PROMPT: Pull out every line below containing the word "såsom".
— BEGIN INPUT —
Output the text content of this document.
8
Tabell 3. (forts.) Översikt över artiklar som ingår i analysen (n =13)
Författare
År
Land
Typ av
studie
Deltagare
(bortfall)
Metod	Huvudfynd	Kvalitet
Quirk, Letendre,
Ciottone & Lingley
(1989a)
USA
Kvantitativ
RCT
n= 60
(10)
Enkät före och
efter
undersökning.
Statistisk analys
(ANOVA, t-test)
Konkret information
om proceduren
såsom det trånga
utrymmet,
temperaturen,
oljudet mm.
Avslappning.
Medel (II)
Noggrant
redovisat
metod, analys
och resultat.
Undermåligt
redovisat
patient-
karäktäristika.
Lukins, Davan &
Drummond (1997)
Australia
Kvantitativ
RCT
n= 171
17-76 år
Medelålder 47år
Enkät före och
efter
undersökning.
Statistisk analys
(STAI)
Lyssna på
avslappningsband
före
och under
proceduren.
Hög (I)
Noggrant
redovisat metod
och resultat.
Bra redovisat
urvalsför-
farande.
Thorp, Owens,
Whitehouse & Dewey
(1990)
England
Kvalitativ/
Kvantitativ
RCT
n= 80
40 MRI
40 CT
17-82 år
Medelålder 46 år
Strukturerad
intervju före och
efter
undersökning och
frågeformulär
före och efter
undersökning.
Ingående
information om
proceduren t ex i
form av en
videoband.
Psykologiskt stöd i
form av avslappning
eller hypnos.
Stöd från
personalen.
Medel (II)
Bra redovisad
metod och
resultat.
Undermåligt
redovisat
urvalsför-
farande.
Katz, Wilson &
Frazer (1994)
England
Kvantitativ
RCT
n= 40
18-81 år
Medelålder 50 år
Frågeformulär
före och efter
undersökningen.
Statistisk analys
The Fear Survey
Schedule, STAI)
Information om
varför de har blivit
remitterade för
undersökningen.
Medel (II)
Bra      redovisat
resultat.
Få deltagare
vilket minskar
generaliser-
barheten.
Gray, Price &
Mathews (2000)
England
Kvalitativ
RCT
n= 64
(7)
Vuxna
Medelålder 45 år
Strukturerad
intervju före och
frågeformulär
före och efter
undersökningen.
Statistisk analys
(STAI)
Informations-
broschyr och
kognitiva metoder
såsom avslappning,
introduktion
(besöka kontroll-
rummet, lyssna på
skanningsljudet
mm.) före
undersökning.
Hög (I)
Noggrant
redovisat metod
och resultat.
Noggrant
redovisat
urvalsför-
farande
— END INPUT —
— BEGIN INPUT —
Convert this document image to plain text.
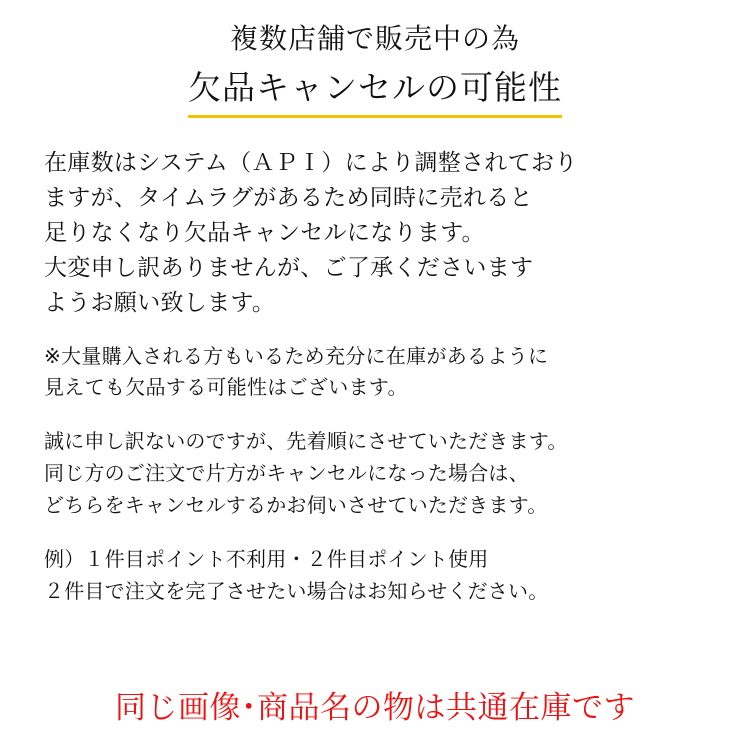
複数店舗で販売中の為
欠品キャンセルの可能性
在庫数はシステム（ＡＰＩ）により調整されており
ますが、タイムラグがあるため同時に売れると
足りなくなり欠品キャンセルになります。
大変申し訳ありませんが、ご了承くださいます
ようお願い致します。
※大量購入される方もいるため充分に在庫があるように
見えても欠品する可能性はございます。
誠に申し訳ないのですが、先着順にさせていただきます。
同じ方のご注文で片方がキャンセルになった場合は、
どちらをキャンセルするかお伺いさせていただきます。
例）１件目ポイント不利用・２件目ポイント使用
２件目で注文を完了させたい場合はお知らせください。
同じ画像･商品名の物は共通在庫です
— END INPUT —
ANSWER TO THE PROBLEM:
såsom det trånga
såsom avslappning,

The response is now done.